DIRECTIVE. Lines that contain the string "needle" are to be copied; leave out all others.

Stored entries
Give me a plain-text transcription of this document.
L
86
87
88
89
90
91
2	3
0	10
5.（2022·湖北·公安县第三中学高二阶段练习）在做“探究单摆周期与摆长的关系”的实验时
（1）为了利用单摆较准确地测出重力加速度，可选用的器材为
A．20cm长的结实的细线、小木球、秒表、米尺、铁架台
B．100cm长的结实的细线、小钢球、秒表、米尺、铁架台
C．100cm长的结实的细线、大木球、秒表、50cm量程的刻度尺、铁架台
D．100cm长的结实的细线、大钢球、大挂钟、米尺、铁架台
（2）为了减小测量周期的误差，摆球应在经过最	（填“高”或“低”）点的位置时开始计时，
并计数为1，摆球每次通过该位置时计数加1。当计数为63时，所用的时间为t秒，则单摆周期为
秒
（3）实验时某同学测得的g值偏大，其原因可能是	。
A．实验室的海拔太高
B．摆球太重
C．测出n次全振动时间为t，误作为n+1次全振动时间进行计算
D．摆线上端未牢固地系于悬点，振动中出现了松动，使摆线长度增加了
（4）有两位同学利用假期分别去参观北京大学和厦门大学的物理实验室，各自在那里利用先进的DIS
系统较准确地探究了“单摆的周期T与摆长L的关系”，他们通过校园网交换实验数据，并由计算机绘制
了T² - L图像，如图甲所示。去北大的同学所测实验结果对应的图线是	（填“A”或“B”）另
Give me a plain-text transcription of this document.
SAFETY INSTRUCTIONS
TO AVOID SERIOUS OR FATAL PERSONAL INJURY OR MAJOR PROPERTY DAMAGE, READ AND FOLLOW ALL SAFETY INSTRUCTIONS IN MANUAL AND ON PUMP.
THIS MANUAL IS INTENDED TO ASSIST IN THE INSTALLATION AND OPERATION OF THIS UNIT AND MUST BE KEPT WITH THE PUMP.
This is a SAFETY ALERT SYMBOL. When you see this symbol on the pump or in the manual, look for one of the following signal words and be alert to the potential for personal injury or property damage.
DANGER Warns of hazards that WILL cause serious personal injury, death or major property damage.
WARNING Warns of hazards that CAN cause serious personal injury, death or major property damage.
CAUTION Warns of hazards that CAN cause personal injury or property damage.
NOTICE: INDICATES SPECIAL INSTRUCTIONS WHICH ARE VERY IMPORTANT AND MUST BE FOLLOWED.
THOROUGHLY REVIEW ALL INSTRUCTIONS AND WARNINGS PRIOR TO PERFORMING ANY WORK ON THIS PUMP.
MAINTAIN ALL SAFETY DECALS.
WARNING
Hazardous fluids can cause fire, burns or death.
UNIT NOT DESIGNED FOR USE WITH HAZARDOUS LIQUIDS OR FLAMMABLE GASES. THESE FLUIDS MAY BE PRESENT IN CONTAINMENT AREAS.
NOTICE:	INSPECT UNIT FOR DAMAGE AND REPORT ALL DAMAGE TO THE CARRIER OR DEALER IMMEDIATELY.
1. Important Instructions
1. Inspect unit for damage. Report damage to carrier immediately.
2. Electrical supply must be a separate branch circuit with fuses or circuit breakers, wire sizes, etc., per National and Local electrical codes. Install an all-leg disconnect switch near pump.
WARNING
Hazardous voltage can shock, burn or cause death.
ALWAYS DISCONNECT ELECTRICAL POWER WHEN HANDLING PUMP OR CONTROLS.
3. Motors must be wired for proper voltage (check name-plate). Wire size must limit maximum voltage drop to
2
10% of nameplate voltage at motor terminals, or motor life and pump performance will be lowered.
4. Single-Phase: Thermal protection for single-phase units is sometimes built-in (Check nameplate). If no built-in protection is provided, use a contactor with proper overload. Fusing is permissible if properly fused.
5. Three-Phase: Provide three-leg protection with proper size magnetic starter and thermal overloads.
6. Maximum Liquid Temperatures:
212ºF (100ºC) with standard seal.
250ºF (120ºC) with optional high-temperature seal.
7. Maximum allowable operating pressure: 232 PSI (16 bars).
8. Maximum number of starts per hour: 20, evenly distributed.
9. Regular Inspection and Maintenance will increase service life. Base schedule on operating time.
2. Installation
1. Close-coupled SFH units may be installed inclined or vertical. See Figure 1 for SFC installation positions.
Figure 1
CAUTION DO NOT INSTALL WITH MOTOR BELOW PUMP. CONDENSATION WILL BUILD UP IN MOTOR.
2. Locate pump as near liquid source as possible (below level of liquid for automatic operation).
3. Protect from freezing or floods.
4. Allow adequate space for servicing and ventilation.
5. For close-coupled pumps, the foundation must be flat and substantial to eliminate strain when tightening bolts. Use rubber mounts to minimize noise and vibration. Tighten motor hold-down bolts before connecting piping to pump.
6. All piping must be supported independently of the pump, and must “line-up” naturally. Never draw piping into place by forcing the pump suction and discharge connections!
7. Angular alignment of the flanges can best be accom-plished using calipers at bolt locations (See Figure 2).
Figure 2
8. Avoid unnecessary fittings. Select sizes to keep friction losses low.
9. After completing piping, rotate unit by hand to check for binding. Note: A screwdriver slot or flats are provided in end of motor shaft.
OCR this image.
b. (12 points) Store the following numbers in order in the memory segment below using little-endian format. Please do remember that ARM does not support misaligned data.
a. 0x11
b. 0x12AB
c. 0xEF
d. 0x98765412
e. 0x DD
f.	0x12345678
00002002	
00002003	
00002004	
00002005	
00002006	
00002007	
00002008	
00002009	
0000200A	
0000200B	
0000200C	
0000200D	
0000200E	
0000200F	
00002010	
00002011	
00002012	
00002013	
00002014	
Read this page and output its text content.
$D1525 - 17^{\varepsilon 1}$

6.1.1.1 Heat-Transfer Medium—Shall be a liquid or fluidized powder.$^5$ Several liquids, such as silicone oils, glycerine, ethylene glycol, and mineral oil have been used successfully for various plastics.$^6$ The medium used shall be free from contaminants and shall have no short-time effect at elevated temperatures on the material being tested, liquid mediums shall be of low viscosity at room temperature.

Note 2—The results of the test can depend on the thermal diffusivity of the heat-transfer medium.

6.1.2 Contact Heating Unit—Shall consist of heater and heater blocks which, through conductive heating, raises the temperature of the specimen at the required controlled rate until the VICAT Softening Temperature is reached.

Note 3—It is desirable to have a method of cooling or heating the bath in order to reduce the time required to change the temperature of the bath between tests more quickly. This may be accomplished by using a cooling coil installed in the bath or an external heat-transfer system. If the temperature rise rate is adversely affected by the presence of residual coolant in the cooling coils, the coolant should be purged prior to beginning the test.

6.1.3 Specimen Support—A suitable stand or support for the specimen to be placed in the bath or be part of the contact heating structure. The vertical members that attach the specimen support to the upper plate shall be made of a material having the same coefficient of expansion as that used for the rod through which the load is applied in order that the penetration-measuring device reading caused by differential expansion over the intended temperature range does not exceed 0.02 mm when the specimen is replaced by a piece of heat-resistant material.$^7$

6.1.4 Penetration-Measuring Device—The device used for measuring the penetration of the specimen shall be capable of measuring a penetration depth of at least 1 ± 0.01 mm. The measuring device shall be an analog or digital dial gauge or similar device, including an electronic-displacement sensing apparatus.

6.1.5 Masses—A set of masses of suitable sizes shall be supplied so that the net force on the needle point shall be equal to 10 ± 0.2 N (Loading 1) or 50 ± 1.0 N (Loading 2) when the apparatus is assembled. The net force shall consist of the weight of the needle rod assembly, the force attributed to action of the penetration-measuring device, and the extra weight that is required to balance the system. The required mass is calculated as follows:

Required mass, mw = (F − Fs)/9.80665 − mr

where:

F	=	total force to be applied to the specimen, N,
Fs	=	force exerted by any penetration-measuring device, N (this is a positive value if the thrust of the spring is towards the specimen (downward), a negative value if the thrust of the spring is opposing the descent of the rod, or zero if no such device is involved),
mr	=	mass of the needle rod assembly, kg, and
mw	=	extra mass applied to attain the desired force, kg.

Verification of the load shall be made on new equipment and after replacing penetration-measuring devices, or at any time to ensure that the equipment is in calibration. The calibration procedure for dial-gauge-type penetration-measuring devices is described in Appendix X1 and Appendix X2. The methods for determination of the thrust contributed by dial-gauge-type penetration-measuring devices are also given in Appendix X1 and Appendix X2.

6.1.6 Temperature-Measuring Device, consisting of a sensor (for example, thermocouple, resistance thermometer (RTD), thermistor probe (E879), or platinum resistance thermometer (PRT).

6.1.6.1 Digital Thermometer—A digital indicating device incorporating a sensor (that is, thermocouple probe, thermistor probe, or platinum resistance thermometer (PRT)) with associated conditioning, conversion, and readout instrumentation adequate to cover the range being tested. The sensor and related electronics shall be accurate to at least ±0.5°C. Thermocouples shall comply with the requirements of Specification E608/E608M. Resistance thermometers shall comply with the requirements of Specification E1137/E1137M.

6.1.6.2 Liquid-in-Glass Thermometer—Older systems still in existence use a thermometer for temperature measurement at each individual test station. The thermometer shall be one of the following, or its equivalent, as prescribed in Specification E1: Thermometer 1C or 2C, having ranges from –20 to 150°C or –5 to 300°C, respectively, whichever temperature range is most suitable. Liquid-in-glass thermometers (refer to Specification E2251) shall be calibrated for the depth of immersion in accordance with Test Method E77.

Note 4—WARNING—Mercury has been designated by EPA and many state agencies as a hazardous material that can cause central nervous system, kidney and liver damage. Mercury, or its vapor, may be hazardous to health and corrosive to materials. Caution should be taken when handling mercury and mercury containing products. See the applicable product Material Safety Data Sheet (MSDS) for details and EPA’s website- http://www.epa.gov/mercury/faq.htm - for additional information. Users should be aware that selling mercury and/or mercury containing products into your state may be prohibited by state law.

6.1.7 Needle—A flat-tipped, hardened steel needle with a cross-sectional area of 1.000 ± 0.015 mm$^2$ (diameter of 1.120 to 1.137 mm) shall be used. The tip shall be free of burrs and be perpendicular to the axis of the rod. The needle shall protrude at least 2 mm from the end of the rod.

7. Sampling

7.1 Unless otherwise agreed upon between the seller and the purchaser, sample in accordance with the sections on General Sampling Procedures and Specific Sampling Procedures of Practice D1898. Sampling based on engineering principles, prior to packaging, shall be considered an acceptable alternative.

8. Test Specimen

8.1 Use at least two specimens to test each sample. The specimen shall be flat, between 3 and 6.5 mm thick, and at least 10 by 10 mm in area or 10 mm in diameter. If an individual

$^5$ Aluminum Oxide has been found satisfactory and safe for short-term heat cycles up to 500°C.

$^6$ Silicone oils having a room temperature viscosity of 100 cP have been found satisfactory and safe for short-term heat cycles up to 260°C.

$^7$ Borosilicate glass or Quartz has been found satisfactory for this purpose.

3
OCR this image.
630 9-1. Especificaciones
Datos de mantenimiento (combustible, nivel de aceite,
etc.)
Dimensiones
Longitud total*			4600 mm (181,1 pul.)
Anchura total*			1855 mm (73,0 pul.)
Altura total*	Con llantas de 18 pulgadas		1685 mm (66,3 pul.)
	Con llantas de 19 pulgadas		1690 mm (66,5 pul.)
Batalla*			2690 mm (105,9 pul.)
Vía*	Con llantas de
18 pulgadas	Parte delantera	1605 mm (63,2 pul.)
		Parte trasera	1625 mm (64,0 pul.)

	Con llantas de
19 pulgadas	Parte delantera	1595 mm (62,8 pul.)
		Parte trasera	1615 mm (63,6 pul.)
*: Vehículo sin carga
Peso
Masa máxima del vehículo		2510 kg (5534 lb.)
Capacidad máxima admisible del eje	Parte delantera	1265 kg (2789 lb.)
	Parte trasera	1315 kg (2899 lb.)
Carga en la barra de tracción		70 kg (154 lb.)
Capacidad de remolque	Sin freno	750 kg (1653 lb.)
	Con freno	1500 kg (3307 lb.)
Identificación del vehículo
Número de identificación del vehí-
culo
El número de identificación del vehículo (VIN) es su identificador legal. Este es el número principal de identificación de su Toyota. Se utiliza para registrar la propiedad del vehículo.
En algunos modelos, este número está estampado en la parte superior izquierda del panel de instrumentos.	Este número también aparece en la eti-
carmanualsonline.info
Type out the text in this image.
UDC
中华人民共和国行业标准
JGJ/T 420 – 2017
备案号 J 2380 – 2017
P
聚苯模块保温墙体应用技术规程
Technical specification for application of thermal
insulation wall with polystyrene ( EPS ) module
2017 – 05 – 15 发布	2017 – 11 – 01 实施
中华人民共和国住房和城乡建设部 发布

OUTPUT BELOW.
6.1.5 Masses—A set of masses of suitable sizes shall be supplied so that the net force on the needle point shall be equal to 10 ± 0.2 N (Loading 1) or 50 ± 1.0 N (Loading 2) when the apparatus is assembled. The net force shall consist of the weight of the needle rod assembly, the force attributed to action of the penetration-measuring device, and the extra weight that is required to balance the system. The required mass is calculated as follows:
mr	=	mass of the needle rod assembly, kg, and
6.1.7 Needle—A flat-tipped, hardened steel needle with a cross-sectional area of 1.000 ± 0.015 mm$^2$ (diameter of 1.120 to 1.137 mm) shall be used. The tip shall be free of burrs and be perpendicular to the axis of the rod. The needle shall protrude at least 2 mm from the end of the rod.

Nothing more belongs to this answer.